**WHAT THE EXERCISE ASKS**
Retype every line from the one containing "logo-line-1a: JOAN B." down to the one containing "more-label: More <box>1774 56 1841 89</box>", both included, character for character.

**RECORDS PROVIDED**
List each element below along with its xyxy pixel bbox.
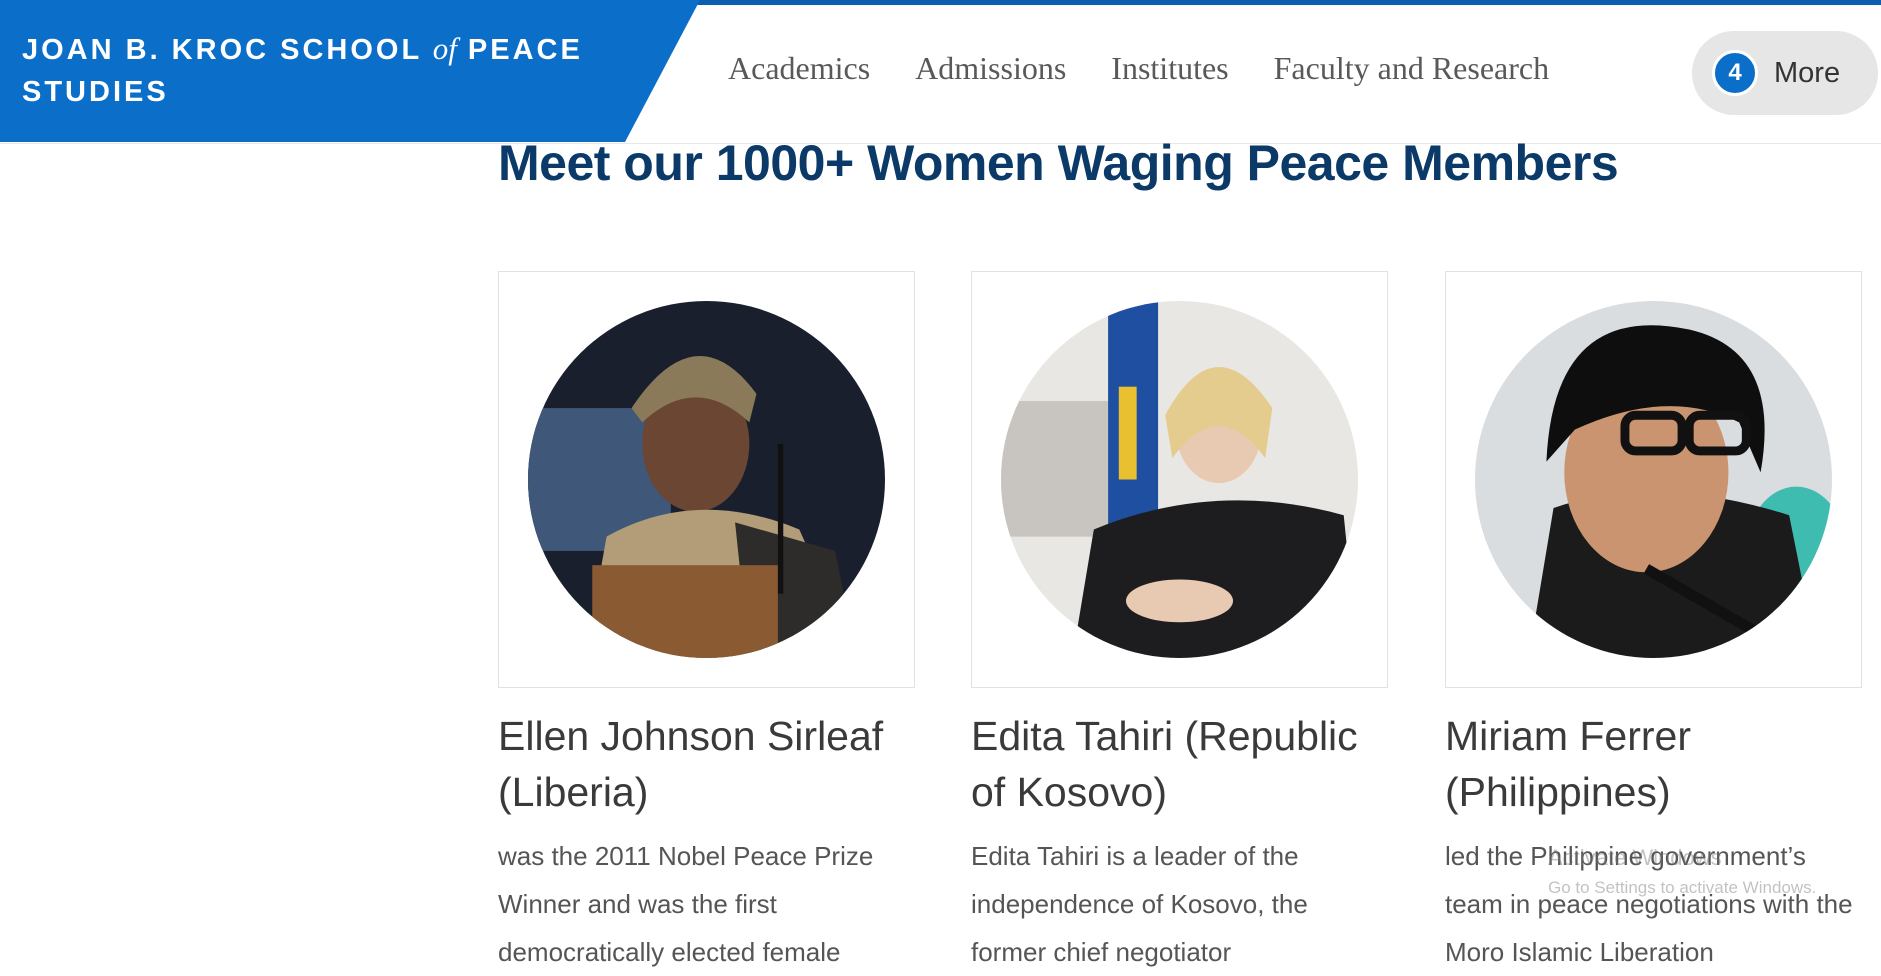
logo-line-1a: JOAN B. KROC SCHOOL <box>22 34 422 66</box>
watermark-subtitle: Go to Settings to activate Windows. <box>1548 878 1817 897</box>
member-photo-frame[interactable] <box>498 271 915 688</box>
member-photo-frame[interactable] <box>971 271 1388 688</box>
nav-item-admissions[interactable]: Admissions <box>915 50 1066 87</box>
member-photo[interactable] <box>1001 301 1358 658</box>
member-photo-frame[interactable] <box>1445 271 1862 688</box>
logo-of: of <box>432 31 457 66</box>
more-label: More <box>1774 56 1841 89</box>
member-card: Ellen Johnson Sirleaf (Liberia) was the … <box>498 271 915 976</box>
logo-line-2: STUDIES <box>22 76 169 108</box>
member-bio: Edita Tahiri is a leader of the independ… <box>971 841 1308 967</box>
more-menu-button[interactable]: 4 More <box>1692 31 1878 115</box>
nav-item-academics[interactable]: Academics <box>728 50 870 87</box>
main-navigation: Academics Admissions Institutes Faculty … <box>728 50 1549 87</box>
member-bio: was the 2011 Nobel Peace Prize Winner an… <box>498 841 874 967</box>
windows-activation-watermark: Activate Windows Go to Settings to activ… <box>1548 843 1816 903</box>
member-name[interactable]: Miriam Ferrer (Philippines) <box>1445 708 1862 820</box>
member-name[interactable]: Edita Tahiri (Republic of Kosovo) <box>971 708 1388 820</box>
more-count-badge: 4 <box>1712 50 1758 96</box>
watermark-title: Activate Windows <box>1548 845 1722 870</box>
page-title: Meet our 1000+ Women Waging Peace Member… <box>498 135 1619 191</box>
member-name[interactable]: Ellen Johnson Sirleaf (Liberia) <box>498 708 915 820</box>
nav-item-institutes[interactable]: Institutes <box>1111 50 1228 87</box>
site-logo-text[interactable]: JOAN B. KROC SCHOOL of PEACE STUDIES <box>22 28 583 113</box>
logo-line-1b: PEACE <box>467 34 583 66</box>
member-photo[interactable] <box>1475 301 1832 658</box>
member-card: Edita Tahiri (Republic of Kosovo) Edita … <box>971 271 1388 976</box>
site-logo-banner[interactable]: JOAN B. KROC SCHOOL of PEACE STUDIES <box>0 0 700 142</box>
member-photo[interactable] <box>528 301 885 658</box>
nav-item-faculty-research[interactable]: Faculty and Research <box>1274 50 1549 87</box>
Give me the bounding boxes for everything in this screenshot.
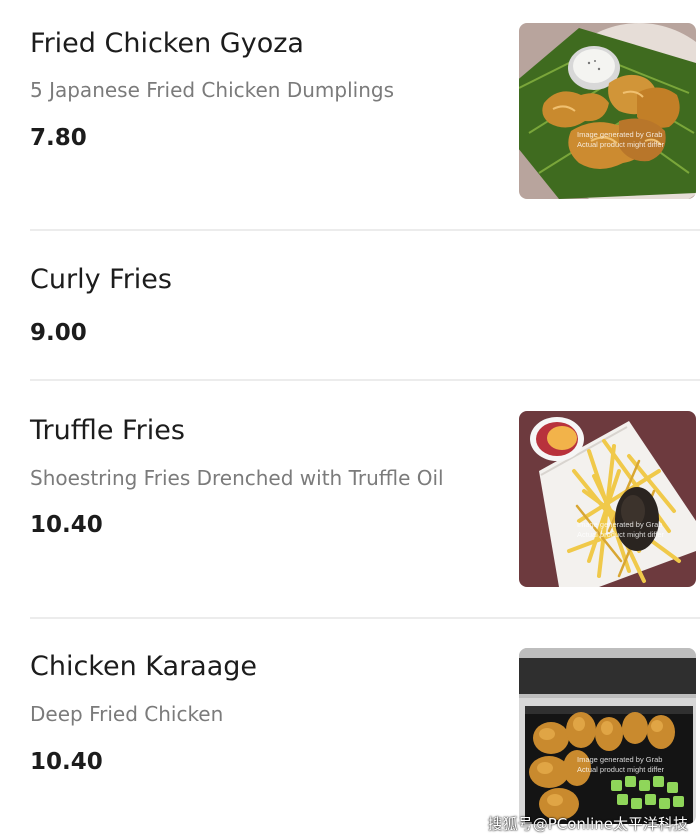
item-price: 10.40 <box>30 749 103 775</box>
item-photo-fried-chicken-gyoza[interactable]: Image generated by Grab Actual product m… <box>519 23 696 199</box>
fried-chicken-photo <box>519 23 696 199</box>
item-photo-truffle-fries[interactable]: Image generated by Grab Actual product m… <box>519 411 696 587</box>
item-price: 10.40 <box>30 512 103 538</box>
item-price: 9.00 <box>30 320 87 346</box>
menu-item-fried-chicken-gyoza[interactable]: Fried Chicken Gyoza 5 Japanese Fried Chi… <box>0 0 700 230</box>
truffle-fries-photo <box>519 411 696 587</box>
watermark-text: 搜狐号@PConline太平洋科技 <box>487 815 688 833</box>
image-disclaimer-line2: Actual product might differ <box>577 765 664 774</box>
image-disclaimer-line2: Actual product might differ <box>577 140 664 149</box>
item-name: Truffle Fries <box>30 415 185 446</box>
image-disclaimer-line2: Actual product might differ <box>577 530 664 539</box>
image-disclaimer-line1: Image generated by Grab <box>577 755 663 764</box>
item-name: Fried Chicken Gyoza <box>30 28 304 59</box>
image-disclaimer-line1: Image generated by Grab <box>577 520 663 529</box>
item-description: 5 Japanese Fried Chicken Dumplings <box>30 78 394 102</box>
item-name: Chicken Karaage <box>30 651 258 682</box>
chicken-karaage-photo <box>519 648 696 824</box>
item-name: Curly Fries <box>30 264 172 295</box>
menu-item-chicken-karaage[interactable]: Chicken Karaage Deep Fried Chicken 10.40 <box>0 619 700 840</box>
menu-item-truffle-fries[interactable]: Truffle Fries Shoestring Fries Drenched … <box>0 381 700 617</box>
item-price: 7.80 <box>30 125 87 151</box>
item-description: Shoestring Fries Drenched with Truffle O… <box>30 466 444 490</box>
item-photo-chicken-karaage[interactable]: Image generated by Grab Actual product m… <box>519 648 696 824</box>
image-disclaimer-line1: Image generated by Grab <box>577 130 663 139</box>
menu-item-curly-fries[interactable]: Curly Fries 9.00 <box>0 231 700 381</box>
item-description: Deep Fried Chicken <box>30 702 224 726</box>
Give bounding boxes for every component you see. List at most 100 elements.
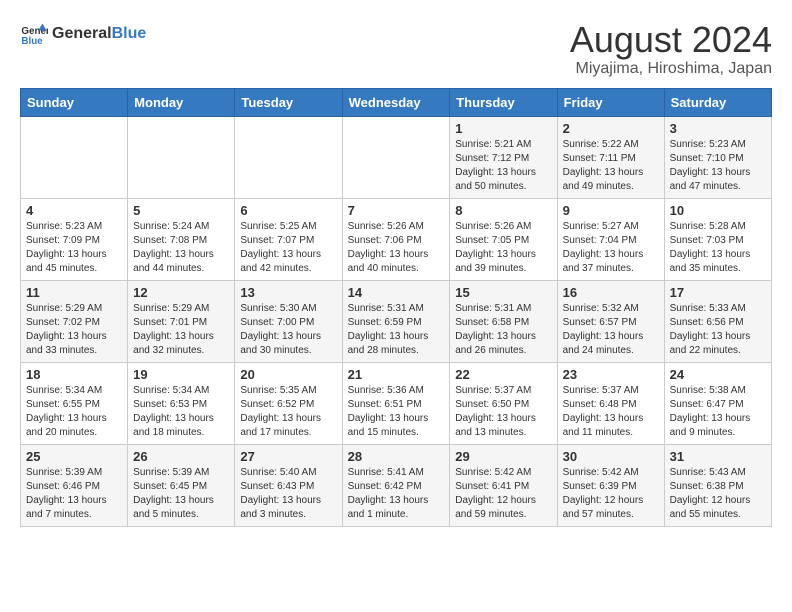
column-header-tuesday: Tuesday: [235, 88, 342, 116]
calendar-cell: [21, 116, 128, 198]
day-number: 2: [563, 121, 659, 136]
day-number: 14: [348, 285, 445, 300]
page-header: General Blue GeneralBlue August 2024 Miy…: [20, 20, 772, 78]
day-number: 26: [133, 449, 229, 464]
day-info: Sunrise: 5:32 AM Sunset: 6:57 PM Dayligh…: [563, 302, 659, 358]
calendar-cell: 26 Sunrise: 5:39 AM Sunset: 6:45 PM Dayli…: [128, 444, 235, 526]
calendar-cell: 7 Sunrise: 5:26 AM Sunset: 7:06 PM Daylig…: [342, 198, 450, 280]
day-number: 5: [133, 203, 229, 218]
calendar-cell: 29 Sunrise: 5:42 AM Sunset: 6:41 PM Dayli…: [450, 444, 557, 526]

**FINAL ANSWER**
logo-line-1a: JOAN B. KROC SCHOOL <box>22 34 422 66</box>
watermark-subtitle: Go to Settings to activate Windows. <box>1548 878 1817 897</box>
member-photo-frame[interactable] <box>498 271 915 688</box>
member-photo-frame[interactable] <box>971 271 1388 688</box>
nav-item-admissions[interactable]: Admissions <box>915 50 1066 87</box>
member-photo[interactable] <box>1001 301 1358 658</box>
member-photo-frame[interactable] <box>1445 271 1862 688</box>
logo-of: of <box>432 31 457 66</box>
more-label: More <box>1774 56 1841 89</box>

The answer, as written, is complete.